WHAT YOU HAVE TO DO>
Extract the records in full, leaving every picture out.

Records from a dataset>
-----

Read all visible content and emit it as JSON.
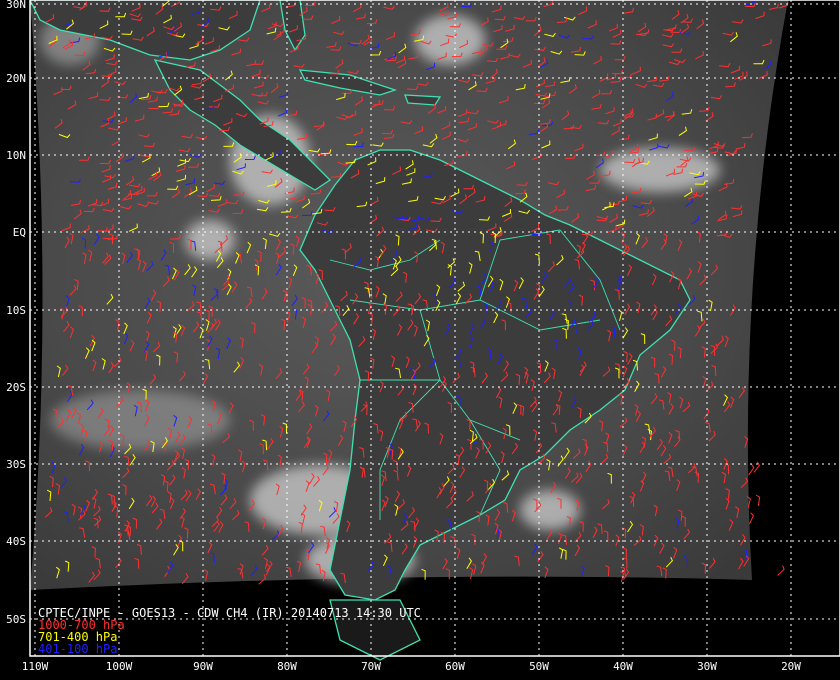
{
  "title": "CPTEC/INPE - GOES13 - CDW CH4 (IR) 20140713 14:30 UTC",
  "legend": [
    {
      "label": "1000-700 hPa",
      "color": "#ff3030"
    },
    {
      "label": "701-400 hPa",
      "color": "#ffff00"
    },
    {
      "label": "401-100 hPa",
      "color": "#2020ff"
    }
  ],
  "lat_labels": [
    "30N",
    "20N",
    "10N",
    "EQ",
    "10S",
    "20S",
    "30S",
    "40S",
    "50S"
  ],
  "lon_labels": [
    "110W",
    "100W",
    "90W",
    "80W",
    "70W",
    "60W",
    "50W",
    "40W",
    "30W",
    "20W"
  ],
  "colors": {
    "coastline": "#40e0b0",
    "grid": "#ffffff",
    "background": "#000000",
    "frame": "#ffffff"
  }
}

-----

TASK OUTPUT>
Read all visible content and emit it as JSON.
{
  "title": "CPTEC/INPE - GOES13 - CDW CH4 (IR) 20140713 14:30 UTC",
  "legend": [
    {
      "label": "1000-700 hPa",
      "color": "#ff3030"
    },
    {
      "label": "701-400 hPa",
      "color": "#ffff00"
    },
    {
      "label": "401-100 hPa",
      "color": "#2020ff"
    }
  ],
  "lat_labels": [
    "30N",
    "20N",
    "10N",
    "EQ",
    "10S",
    "20S",
    "30S",
    "40S",
    "50S"
  ],
  "lon_labels": [
    "110W",
    "100W",
    "90W",
    "80W",
    "70W",
    "60W",
    "50W",
    "40W",
    "30W",
    "20W"
  ],
  "colors": {
    "coastline": "#40e0b0",
    "grid": "#ffffff",
    "background": "#000000",
    "frame": "#ffffff"
  }
}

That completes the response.